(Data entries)
━━━━━━

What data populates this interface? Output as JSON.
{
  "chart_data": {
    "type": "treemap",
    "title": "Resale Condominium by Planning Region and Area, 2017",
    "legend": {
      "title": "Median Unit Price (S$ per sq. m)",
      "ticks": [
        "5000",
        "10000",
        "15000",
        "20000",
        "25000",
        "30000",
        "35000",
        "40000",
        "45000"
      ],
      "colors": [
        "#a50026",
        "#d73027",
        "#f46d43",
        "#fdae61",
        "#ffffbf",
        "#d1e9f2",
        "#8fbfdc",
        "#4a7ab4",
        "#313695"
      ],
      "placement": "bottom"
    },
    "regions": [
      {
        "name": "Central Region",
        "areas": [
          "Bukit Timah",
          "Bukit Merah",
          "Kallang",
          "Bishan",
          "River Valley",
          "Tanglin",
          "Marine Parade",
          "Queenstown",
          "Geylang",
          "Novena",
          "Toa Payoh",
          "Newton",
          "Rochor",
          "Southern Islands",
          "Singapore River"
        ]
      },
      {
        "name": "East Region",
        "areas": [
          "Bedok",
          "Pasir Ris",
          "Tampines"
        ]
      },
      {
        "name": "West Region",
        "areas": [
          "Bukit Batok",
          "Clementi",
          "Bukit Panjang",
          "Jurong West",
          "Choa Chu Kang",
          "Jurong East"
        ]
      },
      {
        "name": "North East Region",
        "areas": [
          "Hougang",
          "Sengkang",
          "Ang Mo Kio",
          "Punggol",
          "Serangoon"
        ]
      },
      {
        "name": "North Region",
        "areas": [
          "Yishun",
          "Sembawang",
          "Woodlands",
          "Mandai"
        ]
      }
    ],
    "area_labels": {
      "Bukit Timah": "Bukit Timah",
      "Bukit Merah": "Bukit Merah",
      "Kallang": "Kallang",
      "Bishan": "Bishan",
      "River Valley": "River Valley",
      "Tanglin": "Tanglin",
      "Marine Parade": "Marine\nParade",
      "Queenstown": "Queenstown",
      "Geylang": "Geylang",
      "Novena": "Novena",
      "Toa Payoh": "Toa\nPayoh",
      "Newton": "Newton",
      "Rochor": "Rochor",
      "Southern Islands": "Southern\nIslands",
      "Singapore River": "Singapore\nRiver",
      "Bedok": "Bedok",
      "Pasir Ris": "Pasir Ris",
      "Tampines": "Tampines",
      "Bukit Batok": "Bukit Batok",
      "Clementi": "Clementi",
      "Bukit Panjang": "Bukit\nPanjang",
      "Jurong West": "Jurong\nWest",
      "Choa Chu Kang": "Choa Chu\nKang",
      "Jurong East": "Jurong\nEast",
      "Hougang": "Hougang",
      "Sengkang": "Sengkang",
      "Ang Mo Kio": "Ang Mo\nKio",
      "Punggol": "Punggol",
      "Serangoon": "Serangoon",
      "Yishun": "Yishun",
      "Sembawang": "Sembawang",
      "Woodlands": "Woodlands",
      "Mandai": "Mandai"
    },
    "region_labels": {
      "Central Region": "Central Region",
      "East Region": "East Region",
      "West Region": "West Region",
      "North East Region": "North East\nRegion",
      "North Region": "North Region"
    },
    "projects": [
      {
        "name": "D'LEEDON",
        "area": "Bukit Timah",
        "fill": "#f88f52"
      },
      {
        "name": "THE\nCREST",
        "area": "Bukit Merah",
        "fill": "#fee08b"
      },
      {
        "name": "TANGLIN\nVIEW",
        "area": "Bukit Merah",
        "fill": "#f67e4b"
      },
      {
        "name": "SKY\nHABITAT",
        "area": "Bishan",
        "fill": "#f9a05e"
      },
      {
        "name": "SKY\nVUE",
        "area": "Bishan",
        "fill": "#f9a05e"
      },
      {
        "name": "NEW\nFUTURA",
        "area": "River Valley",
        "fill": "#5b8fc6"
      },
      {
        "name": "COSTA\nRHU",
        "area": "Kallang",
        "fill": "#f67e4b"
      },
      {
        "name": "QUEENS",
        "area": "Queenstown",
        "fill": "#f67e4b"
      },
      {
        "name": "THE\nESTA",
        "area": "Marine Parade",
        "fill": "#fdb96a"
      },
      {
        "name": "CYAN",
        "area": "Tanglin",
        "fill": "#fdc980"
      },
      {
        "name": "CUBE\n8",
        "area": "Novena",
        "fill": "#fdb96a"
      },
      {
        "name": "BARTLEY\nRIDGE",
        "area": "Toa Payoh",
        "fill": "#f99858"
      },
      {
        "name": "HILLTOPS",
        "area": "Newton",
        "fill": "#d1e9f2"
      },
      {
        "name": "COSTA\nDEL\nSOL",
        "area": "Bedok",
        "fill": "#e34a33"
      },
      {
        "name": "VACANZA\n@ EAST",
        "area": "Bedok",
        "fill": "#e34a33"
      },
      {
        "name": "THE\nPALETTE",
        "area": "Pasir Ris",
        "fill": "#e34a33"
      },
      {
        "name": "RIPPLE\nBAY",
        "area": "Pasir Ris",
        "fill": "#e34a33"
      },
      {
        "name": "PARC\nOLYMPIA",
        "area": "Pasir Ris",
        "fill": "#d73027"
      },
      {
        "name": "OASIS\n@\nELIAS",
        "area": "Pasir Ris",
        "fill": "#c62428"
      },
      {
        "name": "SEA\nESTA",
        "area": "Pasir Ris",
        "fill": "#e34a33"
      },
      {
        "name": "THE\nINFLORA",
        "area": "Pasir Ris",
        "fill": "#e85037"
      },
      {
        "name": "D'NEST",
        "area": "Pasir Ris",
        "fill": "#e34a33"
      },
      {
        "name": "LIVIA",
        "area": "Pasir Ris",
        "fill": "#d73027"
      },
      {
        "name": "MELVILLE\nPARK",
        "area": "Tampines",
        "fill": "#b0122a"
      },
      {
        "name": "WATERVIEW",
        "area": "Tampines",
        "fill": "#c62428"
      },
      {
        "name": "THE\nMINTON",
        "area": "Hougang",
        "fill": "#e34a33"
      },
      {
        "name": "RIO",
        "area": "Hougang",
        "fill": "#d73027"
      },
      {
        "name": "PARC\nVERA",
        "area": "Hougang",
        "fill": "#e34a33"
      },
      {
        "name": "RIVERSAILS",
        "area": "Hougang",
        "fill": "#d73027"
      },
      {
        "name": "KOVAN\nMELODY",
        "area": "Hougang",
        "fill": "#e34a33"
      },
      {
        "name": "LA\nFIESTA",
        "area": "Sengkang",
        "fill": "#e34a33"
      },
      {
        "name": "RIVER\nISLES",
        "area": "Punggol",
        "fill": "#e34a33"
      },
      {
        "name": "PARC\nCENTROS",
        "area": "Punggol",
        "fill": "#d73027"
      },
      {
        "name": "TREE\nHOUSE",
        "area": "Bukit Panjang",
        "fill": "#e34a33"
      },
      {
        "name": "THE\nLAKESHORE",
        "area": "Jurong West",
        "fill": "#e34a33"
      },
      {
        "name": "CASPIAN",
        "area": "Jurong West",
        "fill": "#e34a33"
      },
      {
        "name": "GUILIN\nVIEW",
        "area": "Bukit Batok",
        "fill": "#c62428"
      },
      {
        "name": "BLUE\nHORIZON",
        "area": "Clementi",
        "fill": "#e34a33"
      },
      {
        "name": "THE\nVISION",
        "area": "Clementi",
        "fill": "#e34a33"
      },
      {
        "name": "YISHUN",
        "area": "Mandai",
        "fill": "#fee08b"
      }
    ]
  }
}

━━━━━━

--- TASK TO COMPLETE ---
Set down the listing in full, keeping every word exactly as it is.

--- TASK RESULT ---
What data populates this interface? Output as JSON.
{
  "chart_data": {
    "type": "treemap",
    "title": "Resale Condominium by Planning Region and Area, 2017",
    "legend": {
      "title": "Median Unit Price (S$ per sq. m)",
      "ticks": [
        "5000",
        "10000",
        "15000",
        "20000",
        "25000",
        "30000",
        "35000",
        "40000",
        "45000"
      ],
      "colors": [
        "#a50026",
        "#d73027",
        "#f46d43",
        "#fdae61",
        "#ffffbf",
        "#d1e9f2",
        "#8fbfdc",
        "#4a7ab4",
        "#313695"
      ],
      "placement": "bottom"
    },
    "regions": [
      {
        "name": "Central Region",
        "areas": [
          "Bukit Timah",
          "Bukit Merah",
          "Kallang",
          "Bishan",
          "River Valley",
          "Tanglin",
          "Marine Parade",
          "Queenstown",
          "Geylang",
          "Novena",
          "Toa Payoh",
          "Newton",
          "Rochor",
          "Southern Islands",
          "Singapore River"
        ]
      },
      {
        "name": "East Region",
        "areas": [
          "Bedok",
          "Pasir Ris",
          "Tampines"
        ]
      },
      {
        "name": "West Region",
        "areas": [
          "Bukit Batok",
          "Clementi",
          "Bukit Panjang",
          "Jurong West",
          "Choa Chu Kang",
          "Jurong East"
        ]
      },
      {
        "name": "North East Region",
        "areas": [
          "Hougang",
          "Sengkang",
          "Ang Mo Kio",
          "Punggol",
          "Serangoon"
        ]
      },
      {
        "name": "North Region",
        "areas": [
          "Yishun",
          "Sembawang",
          "Woodlands",
          "Mandai"
        ]
      }
    ],
    "area_labels": {
      "Bukit Timah": "Bukit Timah",
      "Bukit Merah": "Bukit Merah",
      "Kallang": "Kallang",
      "Bishan": "Bishan",
      "River Valley": "River Valley",
      "Tanglin": "Tanglin",
      "Marine Parade": "Marine\nParade",
      "Queenstown": "Queenstown",
      "Geylang": "Geylang",
      "Novena": "Novena",
      "Toa Payoh": "Toa\nPayoh",
      "Newton": "Newton",
      "Rochor": "Rochor",
      "Southern Islands": "Southern\nIslands",
      "Singapore River": "Singapore\nRiver",
      "Bedok": "Bedok",
      "Pasir Ris": "Pasir Ris",
      "Tampines": "Tampines",
      "Bukit Batok": "Bukit Batok",
      "Clementi": "Clementi",
      "Bukit Panjang": "Bukit\nPanjang",
      "Jurong West": "Jurong\nWest",
      "Choa Chu Kang": "Choa Chu\nKang",
      "Jurong East": "Jurong\nEast",
      "Hougang": "Hougang",
      "Sengkang": "Sengkang",
      "Ang Mo Kio": "Ang Mo\nKio",
      "Punggol": "Punggol",
      "Serangoon": "Serangoon",
      "Yishun": "Yishun",
      "Sembawang": "Sembawang",
      "Woodlands": "Woodlands",
      "Mandai": "Mandai"
    },
    "region_labels": {
      "Central Region": "Central Region",
      "East Region": "East Region",
      "West Region": "West Region",
      "North East Region": "North East\nRegion",
      "North Region": "North Region"
    },
    "projects": [
      {
        "name": "D'LEEDON",
        "area": "Bukit Timah",
        "fill": "#f88f52"
      },
      {
        "name": "THE\nCREST",
        "area": "Bukit Merah",
        "fill": "#fee08b"
      },
      {
        "name": "TANGLIN\nVIEW",
        "area": "Bukit Merah",
        "fill": "#f67e4b"
      },
      {
        "name": "SKY\nHABITAT",
        "area": "Bishan",
        "fill": "#f9a05e"
      },
      {
        "name": "SKY\nVUE",
        "area": "Bishan",
        "fill": "#f9a05e"
      },
      {
        "name": "NEW\nFUTURA",
        "area": "River Valley",
        "fill": "#5b8fc6"
      },
      {
        "name": "COSTA\nRHU",
        "area": "Kallang",
        "fill": "#f67e4b"
      },
      {
        "name": "QUEENS",
        "area": "Queenstown",
        "fill": "#f67e4b"
      },
      {
        "name": "THE\nESTA",
        "area": "Marine Parade",
        "fill": "#fdb96a"
      },
      {
        "name": "CYAN",
        "area": "Tanglin",
        "fill": "#fdc980"
      },
      {
        "name": "CUBE\n8",
        "area": "Novena",
        "fill": "#fdb96a"
      },
      {
        "name": "BARTLEY\nRIDGE",
        "area": "Toa Payoh",
        "fill": "#f99858"
      },
      {
        "name": "HILLTOPS",
        "area": "Newton",
        "fill": "#d1e9f2"
      },
      {
        "name": "COSTA\nDEL\nSOL",
        "area": "Bedok",
        "fill": "#e34a33"
      },
      {
        "name": "VACANZA\n@ EAST",
        "area": "Bedok",
        "fill": "#e34a33"
      },
      {
        "name": "THE\nPALETTE",
        "area": "Pasir Ris",
        "fill": "#e34a33"
      },
      {
        "name": "RIPPLE\nBAY",
        "area": "Pasir Ris",
        "fill": "#e34a33"
      },
      {
        "name": "PARC\nOLYMPIA",
        "area": "Pasir Ris",
        "fill": "#d73027"
      },
      {
        "name": "OASIS\n@\nELIAS",
        "area": "Pasir Ris",
        "fill": "#c62428"
      },
      {
        "name": "SEA\nESTA",
        "area": "Pasir Ris",
        "fill": "#e34a33"
      },
      {
        "name": "THE\nINFLORA",
        "area": "Pasir Ris",
        "fill": "#e85037"
      },
      {
        "name": "D'NEST",
        "area": "Pasir Ris",
        "fill": "#e34a33"
      },
      {
        "name": "LIVIA",
        "area": "Pasir Ris",
        "fill": "#d73027"
      },
      {
        "name": "MELVILLE\nPARK",
        "area": "Tampines",
        "fill": "#b0122a"
      },
      {
        "name": "WATERVIEW",
        "area": "Tampines",
        "fill": "#c62428"
      },
      {
        "name": "THE\nMINTON",
        "area": "Hougang",
        "fill": "#e34a33"
      },
      {
        "name": "RIO",
        "area": "Hougang",
        "fill": "#d73027"
      },
      {
        "name": "PARC\nVERA",
        "area": "Hougang",
        "fill": "#e34a33"
      },
      {
        "name": "RIVERSAILS",
        "area": "Hougang",
        "fill": "#d73027"
      },
      {
        "name": "KOVAN\nMELODY",
        "area": "Hougang",
        "fill": "#e34a33"
      },
      {
        "name": "LA\nFIESTA",
        "area": "Sengkang",
        "fill": "#e34a33"
      },
      {
        "name": "RIVER\nISLES",
        "area": "Punggol",
        "fill": "#e34a33"
      },
      {
        "name": "PARC\nCENTROS",
        "area": "Punggol",
        "fill": "#d73027"
      },
      {
        "name": "TREE\nHOUSE",
        "area": "Bukit Panjang",
        "fill": "#e34a33"
      },
      {
        "name": "THE\nLAKESHORE",
        "area": "Jurong West",
        "fill": "#e34a33"
      },
      {
        "name": "CASPIAN",
        "area": "Jurong West",
        "fill": "#e34a33"
      },
      {
        "name": "GUILIN\nVIEW",
        "area": "Bukit Batok",
        "fill": "#c62428"
      },
      {
        "name": "BLUE\nHORIZON",
        "area": "Clementi",
        "fill": "#e34a33"
      },
      {
        "name": "THE\nVISION",
        "area": "Clementi",
        "fill": "#e34a33"
      },
      {
        "name": "YISHUN",
        "area": "Mandai",
        "fill": "#fee08b"
      }
    ]
  }
}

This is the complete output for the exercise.